Data records:
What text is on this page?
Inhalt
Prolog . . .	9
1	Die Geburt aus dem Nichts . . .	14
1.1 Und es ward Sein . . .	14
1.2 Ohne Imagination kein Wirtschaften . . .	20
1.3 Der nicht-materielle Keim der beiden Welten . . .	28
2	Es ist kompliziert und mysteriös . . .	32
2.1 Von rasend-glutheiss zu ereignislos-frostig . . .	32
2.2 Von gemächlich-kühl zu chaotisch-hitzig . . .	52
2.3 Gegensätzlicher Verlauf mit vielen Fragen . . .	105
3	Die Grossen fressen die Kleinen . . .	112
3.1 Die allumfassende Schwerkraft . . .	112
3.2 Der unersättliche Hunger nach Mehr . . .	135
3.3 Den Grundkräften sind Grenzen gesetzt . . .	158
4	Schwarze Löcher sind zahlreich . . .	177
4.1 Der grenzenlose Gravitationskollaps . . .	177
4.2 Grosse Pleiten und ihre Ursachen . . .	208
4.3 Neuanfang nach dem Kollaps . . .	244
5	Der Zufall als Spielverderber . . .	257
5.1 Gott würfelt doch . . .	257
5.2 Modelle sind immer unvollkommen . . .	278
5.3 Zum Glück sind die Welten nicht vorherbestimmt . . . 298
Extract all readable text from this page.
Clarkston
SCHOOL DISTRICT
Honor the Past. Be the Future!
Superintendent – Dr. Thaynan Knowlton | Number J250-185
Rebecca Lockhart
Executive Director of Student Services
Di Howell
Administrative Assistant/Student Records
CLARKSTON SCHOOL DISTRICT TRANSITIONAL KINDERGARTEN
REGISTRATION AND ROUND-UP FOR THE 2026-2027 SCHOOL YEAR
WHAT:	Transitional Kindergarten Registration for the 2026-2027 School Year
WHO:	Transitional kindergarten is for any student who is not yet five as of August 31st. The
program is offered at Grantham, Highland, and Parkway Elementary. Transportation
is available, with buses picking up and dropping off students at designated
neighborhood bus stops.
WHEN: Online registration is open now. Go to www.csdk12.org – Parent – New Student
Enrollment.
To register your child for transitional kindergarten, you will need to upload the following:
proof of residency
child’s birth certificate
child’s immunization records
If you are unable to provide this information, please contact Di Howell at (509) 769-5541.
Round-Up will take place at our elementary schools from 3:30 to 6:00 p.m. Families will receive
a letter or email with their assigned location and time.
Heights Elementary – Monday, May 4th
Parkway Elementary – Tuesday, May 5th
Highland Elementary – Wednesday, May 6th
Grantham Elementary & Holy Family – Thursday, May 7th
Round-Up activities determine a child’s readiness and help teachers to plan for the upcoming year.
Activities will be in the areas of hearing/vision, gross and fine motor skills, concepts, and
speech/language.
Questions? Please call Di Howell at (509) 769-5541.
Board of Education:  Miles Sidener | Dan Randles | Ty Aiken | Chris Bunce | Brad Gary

# Set task
Scan the material for lines with the word "Grantham", and copy each line you find.

# Answer to this problem
program is offered at Grantham, Highland, and Parkway Elementary. Transportation
Grantham Elementary & Holy Family – Thursday, May 7th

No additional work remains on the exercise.